------ Data records ------

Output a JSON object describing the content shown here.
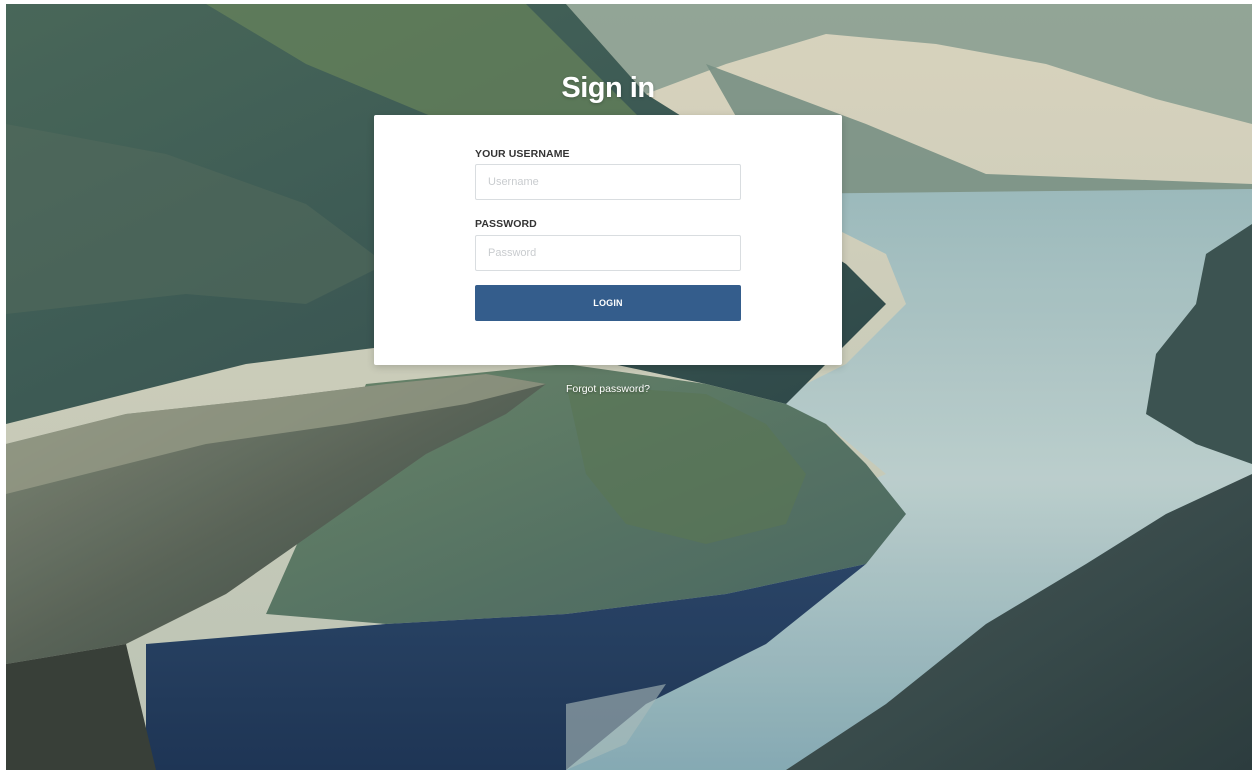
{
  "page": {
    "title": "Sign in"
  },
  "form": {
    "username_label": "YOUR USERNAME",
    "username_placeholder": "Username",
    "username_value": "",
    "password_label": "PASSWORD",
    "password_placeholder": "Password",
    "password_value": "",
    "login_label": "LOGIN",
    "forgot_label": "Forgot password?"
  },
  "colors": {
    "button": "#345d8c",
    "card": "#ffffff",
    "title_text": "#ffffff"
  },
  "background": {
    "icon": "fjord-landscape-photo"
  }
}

------

** Exercise instructions **
In your copy of the listing above, reproduce each line exactly and omit all pictures.

** Full solution **
Output a JSON object describing the content shown here.
{
  "page": {
    "title": "Sign in"
  },
  "form": {
    "username_label": "YOUR USERNAME",
    "username_placeholder": "Username",
    "username_value": "",
    "password_label": "PASSWORD",
    "password_placeholder": "Password",
    "password_value": "",
    "login_label": "LOGIN",
    "forgot_label": "Forgot password?"
  },
  "colors": {
    "button": "#345d8c",
    "card": "#ffffff",
    "title_text": "#ffffff"
  },
  "background": {
    "icon": "fjord-landscape-photo"
  }
}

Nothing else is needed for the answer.